| Extract to read |
= = = = =
Village de Séraphin is a former Canadian open-air museum inspired by the television drama Les Belles Histoires des pays d'en haut, with more than eighteen houses to visit, located from no 300 to no 350, rue Séraphin in Sainte-Adèle.

History
In 1965, Fernand Montplaisir, a pharmacist from Sainte-Adèle, bought land where 's house was located, to build Village de Séraphin. For $50,000, he obtained the rights to use the characters of Claude-Henri Grignon.

Village de Séraphin was inaugurated in 1967, with initially eight houses bought piece by piece in the vicinity of Sainte-Adèle and rebuilt in the village. In this first season, more than 100,000 people visited the place.

In 1977, Village de Séraphin had 17 houses to visit.

Fernand Montplaisir inaugurated in 1983 a new park called Pays des Merveilles, located near the site of Village de Séraphin.
= = = = =
| Data excerpts |
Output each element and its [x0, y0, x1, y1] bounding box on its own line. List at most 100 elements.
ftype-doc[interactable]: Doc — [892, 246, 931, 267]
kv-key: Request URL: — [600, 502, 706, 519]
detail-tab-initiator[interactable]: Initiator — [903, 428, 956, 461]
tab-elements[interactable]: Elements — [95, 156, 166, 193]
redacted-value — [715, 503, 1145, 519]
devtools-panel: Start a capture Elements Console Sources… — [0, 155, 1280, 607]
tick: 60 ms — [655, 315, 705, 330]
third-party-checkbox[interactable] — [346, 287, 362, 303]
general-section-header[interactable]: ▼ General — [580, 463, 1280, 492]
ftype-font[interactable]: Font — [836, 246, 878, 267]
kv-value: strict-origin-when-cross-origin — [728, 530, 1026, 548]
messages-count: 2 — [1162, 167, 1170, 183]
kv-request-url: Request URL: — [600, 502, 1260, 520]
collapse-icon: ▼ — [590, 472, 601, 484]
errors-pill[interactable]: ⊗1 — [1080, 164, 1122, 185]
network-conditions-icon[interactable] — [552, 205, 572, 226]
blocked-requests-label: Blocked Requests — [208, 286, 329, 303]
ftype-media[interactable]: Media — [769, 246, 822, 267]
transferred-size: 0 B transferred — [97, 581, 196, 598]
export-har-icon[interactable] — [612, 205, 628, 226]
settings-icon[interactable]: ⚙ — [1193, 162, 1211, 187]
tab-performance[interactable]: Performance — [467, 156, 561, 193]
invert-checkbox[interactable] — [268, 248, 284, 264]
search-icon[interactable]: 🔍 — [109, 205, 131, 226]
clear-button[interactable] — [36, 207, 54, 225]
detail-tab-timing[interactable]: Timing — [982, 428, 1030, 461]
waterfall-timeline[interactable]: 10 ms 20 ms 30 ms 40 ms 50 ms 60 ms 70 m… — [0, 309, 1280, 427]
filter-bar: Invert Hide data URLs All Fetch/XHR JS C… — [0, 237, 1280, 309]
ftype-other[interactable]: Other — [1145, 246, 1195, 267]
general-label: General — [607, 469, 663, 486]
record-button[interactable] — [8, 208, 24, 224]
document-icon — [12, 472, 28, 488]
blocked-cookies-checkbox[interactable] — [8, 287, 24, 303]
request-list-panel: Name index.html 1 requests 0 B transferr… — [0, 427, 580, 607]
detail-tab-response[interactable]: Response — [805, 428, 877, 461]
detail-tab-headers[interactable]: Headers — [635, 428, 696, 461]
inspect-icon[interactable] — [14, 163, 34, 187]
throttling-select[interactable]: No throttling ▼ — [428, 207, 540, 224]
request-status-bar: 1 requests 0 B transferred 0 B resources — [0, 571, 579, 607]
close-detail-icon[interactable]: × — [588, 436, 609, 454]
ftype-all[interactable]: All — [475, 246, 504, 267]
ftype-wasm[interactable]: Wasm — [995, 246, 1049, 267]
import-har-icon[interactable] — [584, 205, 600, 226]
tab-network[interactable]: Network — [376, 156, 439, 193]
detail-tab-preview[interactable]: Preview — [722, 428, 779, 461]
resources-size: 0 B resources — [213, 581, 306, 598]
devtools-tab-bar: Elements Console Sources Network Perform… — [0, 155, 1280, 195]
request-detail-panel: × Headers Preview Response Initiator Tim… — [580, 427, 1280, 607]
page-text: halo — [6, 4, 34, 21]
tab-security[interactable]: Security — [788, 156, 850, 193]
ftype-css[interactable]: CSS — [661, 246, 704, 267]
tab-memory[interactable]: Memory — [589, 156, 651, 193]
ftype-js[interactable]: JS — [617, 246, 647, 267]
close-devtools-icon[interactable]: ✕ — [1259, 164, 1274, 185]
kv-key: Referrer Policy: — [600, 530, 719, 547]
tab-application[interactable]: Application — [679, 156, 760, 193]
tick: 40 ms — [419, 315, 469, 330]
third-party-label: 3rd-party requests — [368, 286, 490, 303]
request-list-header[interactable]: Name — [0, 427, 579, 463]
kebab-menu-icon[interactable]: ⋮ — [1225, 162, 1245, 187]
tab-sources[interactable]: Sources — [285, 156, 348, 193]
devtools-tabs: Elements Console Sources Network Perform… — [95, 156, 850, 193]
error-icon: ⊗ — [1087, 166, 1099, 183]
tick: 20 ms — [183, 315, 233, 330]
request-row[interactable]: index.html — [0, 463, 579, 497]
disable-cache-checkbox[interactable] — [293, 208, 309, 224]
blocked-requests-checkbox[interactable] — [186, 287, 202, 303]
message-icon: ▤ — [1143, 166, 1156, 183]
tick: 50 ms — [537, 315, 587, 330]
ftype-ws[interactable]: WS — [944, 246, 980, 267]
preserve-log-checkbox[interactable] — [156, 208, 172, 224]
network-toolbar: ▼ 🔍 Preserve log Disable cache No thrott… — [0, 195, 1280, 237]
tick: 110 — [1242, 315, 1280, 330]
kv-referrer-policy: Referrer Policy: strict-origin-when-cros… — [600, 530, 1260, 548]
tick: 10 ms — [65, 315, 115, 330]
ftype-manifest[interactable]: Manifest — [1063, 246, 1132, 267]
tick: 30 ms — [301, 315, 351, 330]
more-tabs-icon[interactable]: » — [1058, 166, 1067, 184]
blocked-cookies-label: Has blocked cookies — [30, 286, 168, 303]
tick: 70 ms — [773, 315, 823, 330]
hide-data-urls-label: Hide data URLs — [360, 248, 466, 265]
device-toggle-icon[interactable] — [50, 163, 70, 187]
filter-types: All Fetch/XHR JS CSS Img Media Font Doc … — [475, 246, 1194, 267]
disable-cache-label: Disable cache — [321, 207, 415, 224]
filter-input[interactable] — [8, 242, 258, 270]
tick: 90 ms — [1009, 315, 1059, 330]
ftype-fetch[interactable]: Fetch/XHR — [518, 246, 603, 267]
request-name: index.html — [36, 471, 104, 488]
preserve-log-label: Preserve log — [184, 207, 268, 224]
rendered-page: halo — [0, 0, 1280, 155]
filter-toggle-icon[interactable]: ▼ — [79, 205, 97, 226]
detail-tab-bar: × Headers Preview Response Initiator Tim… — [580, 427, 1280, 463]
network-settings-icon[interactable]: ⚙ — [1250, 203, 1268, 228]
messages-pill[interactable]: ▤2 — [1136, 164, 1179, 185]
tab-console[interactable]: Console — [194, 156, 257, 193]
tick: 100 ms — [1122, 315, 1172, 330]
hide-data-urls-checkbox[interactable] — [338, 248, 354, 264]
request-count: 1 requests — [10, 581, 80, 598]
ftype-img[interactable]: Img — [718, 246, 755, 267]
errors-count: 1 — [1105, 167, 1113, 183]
= = = = =
Quote the entire text about Village de Séraphin word for word.

Village de Séraphin is a former Canadian open-air museum inspired by the television drama Les Belles Histoires des pays d'en haut, with more than eighteen houses to visit, located from no 300 to no 350, rue Séraphin in Sainte-Adèle.

History
In 1965, Fernand Montplaisir, a pharmacist from Sainte-Adèle, bought land where 's house was located, to build Village de Séraphin. For $50,000, he obtained the rights to use the characters of Claude-Henri Grignon.

Village de Séraphin was inaugurated in 1967, with initially eight houses bought piece by piece in the vicinity of Sainte-Adèle and rebuilt in the village. In this first season, more than 100,000 people visited the place.

In 1977, Village de Séraphin had 17 houses to visit.

Fernand Montplaisir inaugurated in 1983 a new park called Pays des Merveilles, located near the site of Village de Séraphin.